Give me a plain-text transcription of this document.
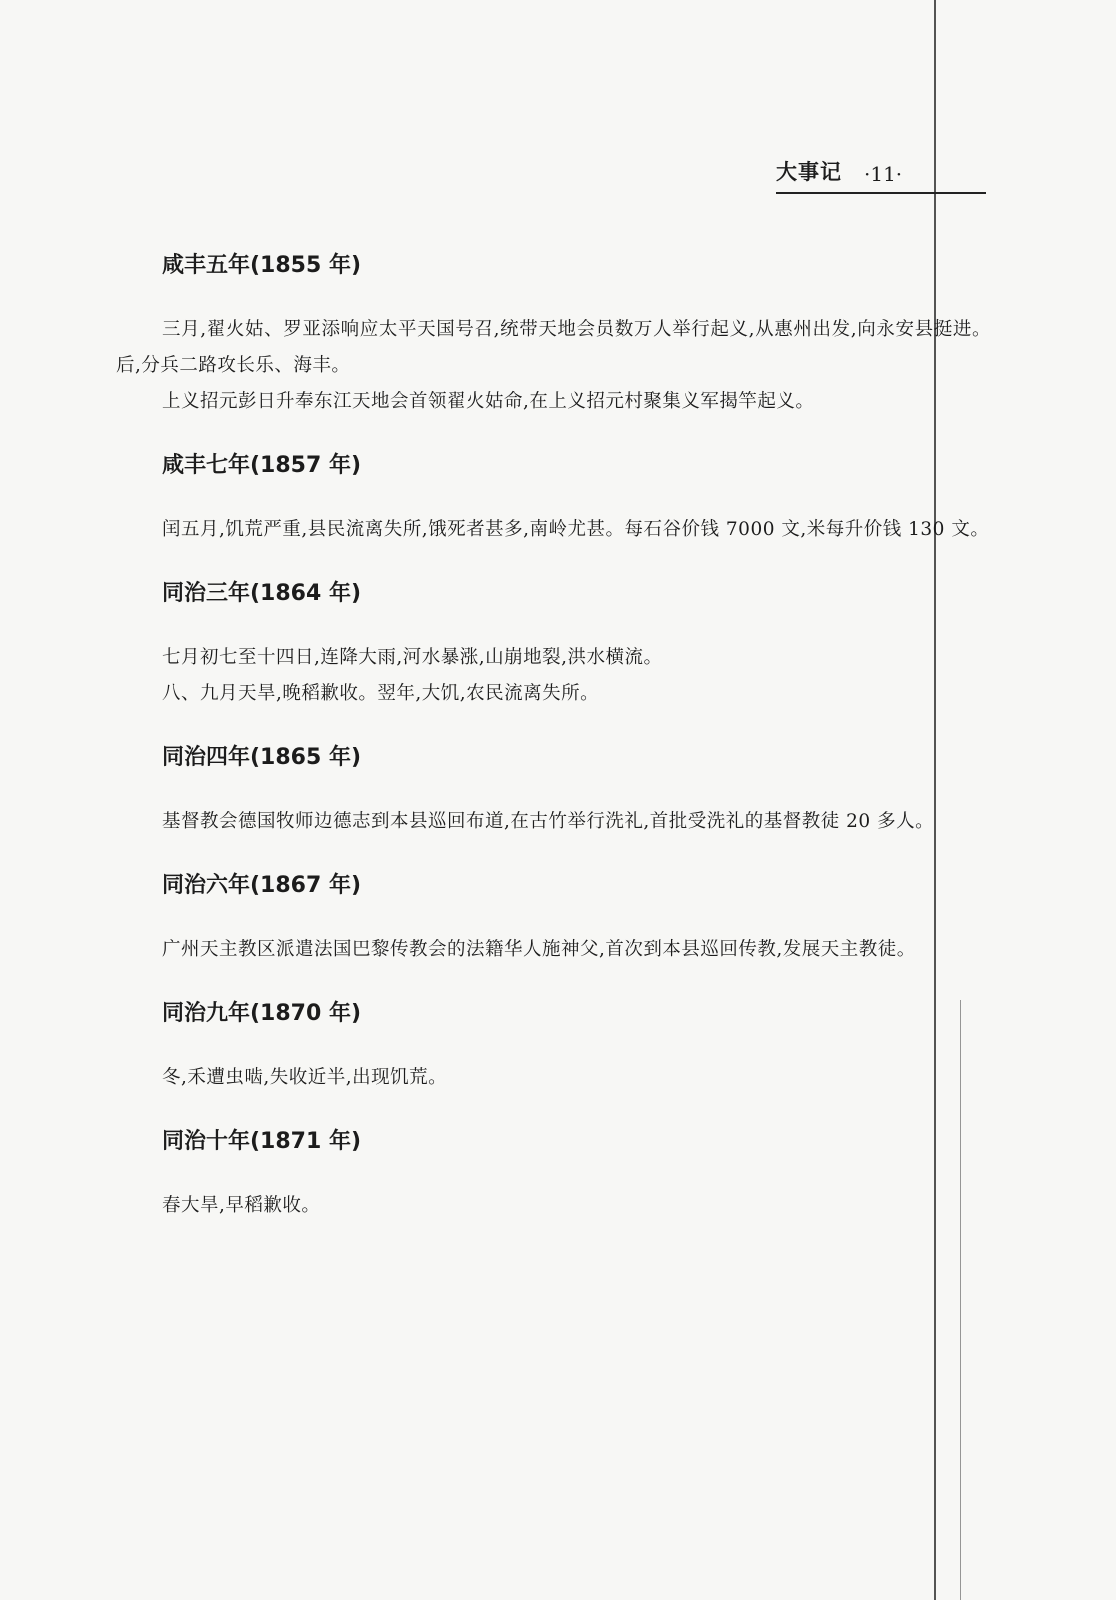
大事记 ·11·
咸丰五年(1855 年)

三月,翟火姑、罗亚添响应太平天国号召,统带天地会员数万人举行起义,从惠州出发,向永安县挺进。后,分兵二路攻长乐、海丰。

上义招元彭日升奉东江天地会首领翟火姑命,在上义招元村聚集义军揭竿起义。

咸丰七年(1857 年)

闰五月,饥荒严重,县民流离失所,饿死者甚多,南岭尤甚。每石谷价钱 7000 文,米每升价钱 130 文。

同治三年(1864 年)

七月初七至十四日,连降大雨,河水暴涨,山崩地裂,洪水横流。

八、九月天旱,晚稻歉收。翌年,大饥,农民流离失所。

同治四年(1865 年)

基督教会德国牧师边德志到本县巡回布道,在古竹举行洗礼,首批受洗礼的基督教徒 20 多人。

同治六年(1867 年)

广州天主教区派遣法国巴黎传教会的法籍华人施神父,首次到本县巡回传教,发展天主教徒。

同治九年(1870 年)

冬,禾遭虫啮,失收近半,出现饥荒。

同治十年(1871 年)

春大旱,早稻歉收。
- - -
[What to produce] Reproduce the listing above exactly, excluding all pictures.

[Problem solution]
Give me a plain-text transcription of this document.
大事记 ·11·
咸丰五年(1855 年)

三月,翟火姑、罗亚添响应太平天国号召,统带天地会员数万人举行起义,从惠州出发,向永安县挺进。后,分兵二路攻长乐、海丰。

上义招元彭日升奉东江天地会首领翟火姑命,在上义招元村聚集义军揭竿起义。

咸丰七年(1857 年)

闰五月,饥荒严重,县民流离失所,饿死者甚多,南岭尤甚。每石谷价钱 7000 文,米每升价钱 130 文。

同治三年(1864 年)

七月初七至十四日,连降大雨,河水暴涨,山崩地裂,洪水横流。

八、九月天旱,晚稻歉收。翌年,大饥,农民流离失所。

同治四年(1865 年)

基督教会德国牧师边德志到本县巡回布道,在古竹举行洗礼,首批受洗礼的基督教徒 20 多人。

同治六年(1867 年)

广州天主教区派遣法国巴黎传教会的法籍华人施神父,首次到本县巡回传教,发展天主教徒。

同治九年(1870 年)

冬,禾遭虫啮,失收近半,出现饥荒。

同治十年(1871 年)

春大旱,早稻歉收。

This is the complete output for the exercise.